--- start Records provided ---

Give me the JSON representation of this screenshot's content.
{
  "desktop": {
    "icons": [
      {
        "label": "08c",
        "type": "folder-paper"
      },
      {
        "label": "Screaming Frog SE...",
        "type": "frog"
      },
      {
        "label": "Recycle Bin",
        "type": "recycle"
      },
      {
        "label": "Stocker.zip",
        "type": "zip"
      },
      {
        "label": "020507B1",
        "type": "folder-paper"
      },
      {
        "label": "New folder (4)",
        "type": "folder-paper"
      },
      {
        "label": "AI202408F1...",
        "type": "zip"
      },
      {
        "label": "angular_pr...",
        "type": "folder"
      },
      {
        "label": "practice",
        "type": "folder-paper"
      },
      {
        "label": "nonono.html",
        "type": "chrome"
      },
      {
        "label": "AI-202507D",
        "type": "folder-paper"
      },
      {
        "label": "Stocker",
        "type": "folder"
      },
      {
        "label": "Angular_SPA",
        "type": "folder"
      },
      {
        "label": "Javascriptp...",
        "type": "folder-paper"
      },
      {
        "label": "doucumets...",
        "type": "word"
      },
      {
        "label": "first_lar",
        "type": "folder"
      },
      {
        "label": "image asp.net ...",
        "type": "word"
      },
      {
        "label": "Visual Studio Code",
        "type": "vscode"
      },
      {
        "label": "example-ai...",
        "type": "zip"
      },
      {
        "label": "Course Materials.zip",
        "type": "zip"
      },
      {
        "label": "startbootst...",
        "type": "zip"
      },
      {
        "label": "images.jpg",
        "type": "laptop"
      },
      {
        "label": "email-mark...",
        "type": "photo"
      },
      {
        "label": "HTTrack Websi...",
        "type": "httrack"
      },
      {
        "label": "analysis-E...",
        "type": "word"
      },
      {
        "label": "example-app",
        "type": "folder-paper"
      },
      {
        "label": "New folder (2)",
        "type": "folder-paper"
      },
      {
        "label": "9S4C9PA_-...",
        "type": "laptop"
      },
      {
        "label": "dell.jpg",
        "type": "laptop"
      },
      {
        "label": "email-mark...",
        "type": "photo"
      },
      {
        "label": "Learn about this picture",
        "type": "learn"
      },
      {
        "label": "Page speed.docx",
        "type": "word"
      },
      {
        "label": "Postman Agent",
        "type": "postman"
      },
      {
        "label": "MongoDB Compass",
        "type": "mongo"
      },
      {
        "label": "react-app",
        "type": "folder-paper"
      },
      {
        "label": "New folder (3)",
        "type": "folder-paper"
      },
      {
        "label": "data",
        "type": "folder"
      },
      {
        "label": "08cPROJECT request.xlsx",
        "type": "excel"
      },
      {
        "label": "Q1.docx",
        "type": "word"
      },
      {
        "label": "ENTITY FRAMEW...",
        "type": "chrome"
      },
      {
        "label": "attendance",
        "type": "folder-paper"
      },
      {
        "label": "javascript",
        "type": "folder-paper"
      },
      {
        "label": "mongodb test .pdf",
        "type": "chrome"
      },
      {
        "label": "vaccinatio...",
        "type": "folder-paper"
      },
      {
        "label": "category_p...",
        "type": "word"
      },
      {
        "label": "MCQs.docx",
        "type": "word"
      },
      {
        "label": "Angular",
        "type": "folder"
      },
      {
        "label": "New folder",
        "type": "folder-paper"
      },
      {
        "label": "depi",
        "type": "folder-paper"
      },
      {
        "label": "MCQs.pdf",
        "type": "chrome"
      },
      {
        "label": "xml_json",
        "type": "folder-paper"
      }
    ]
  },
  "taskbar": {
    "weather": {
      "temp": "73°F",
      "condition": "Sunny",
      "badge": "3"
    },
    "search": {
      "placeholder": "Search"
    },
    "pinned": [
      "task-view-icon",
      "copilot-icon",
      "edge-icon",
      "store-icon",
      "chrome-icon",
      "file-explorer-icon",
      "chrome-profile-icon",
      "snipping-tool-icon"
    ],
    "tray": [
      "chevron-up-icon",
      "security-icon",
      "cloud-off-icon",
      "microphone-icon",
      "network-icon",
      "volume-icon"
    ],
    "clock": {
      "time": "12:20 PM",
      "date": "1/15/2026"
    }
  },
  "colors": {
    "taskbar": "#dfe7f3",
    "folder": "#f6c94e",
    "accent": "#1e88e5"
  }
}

--- end Records provided ---

[Task to carry out] Each line of the material should be echoed exactly.

[Written answer]
Give me the JSON representation of this screenshot's content.
{
  "desktop": {
    "icons": [
      {
        "label": "08c",
        "type": "folder-paper"
      },
      {
        "label": "Screaming Frog SE...",
        "type": "frog"
      },
      {
        "label": "Recycle Bin",
        "type": "recycle"
      },
      {
        "label": "Stocker.zip",
        "type": "zip"
      },
      {
        "label": "020507B1",
        "type": "folder-paper"
      },
      {
        "label": "New folder (4)",
        "type": "folder-paper"
      },
      {
        "label": "AI202408F1...",
        "type": "zip"
      },
      {
        "label": "angular_pr...",
        "type": "folder"
      },
      {
        "label": "practice",
        "type": "folder-paper"
      },
      {
        "label": "nonono.html",
        "type": "chrome"
      },
      {
        "label": "AI-202507D",
        "type": "folder-paper"
      },
      {
        "label": "Stocker",
        "type": "folder"
      },
      {
        "label": "Angular_SPA",
        "type": "folder"
      },
      {
        "label": "Javascriptp...",
        "type": "folder-paper"
      },
      {
        "label": "doucumets...",
        "type": "word"
      },
      {
        "label": "first_lar",
        "type": "folder"
      },
      {
        "label": "image asp.net ...",
        "type": "word"
      },
      {
        "label": "Visual Studio Code",
        "type": "vscode"
      },
      {
        "label": "example-ai...",
        "type": "zip"
      },
      {
        "label": "Course Materials.zip",
        "type": "zip"
      },
      {
        "label": "startbootst...",
        "type": "zip"
      },
      {
        "label": "images.jpg",
        "type": "laptop"
      },
      {
        "label": "email-mark...",
        "type": "photo"
      },
      {
        "label": "HTTrack Websi...",
        "type": "httrack"
      },
      {
        "label": "analysis-E...",
        "type": "word"
      },
      {
        "label": "example-app",
        "type": "folder-paper"
      },
      {
        "label": "New folder (2)",
        "type": "folder-paper"
      },
      {
        "label": "9S4C9PA_-...",
        "type": "laptop"
      },
      {
        "label": "dell.jpg",
        "type": "laptop"
      },
      {
        "label": "email-mark...",
        "type": "photo"
      },
      {
        "label": "Learn about this picture",
        "type": "learn"
      },
      {
        "label": "Page speed.docx",
        "type": "word"
      },
      {
        "label": "Postman Agent",
        "type": "postman"
      },
      {
        "label": "MongoDB Compass",
        "type": "mongo"
      },
      {
        "label": "react-app",
        "type": "folder-paper"
      },
      {
        "label": "New folder (3)",
        "type": "folder-paper"
      },
      {
        "label": "data",
        "type": "folder"
      },
      {
        "label": "08cPROJECT request.xlsx",
        "type": "excel"
      },
      {
        "label": "Q1.docx",
        "type": "word"
      },
      {
        "label": "ENTITY FRAMEW...",
        "type": "chrome"
      },
      {
        "label": "attendance",
        "type": "folder-paper"
      },
      {
        "label": "javascript",
        "type": "folder-paper"
      },
      {
        "label": "mongodb test .pdf",
        "type": "chrome"
      },
      {
        "label": "vaccinatio...",
        "type": "folder-paper"
      },
      {
        "label": "category_p...",
        "type": "word"
      },
      {
        "label": "MCQs.docx",
        "type": "word"
      },
      {
        "label": "Angular",
        "type": "folder"
      },
      {
        "label": "New folder",
        "type": "folder-paper"
      },
      {
        "label": "depi",
        "type": "folder-paper"
      },
      {
        "label": "MCQs.pdf",
        "type": "chrome"
      },
      {
        "label": "xml_json",
        "type": "folder-paper"
      }
    ]
  },
  "taskbar": {
    "weather": {
      "temp": "73°F",
      "condition": "Sunny",
      "badge": "3"
    },
    "search": {
      "placeholder": "Search"
    },
    "pinned": [
      "task-view-icon",
      "copilot-icon",
      "edge-icon",
      "store-icon",
      "chrome-icon",
      "file-explorer-icon",
      "chrome-profile-icon",
      "snipping-tool-icon"
    ],
    "tray": [
      "chevron-up-icon",
      "security-icon",
      "cloud-off-icon",
      "microphone-icon",
      "network-icon",
      "volume-icon"
    ],
    "clock": {
      "time": "12:20 PM",
      "date": "1/15/2026"
    }
  },
  "colors": {
    "taskbar": "#dfe7f3",
    "folder": "#f6c94e",
    "accent": "#1e88e5"
  }
}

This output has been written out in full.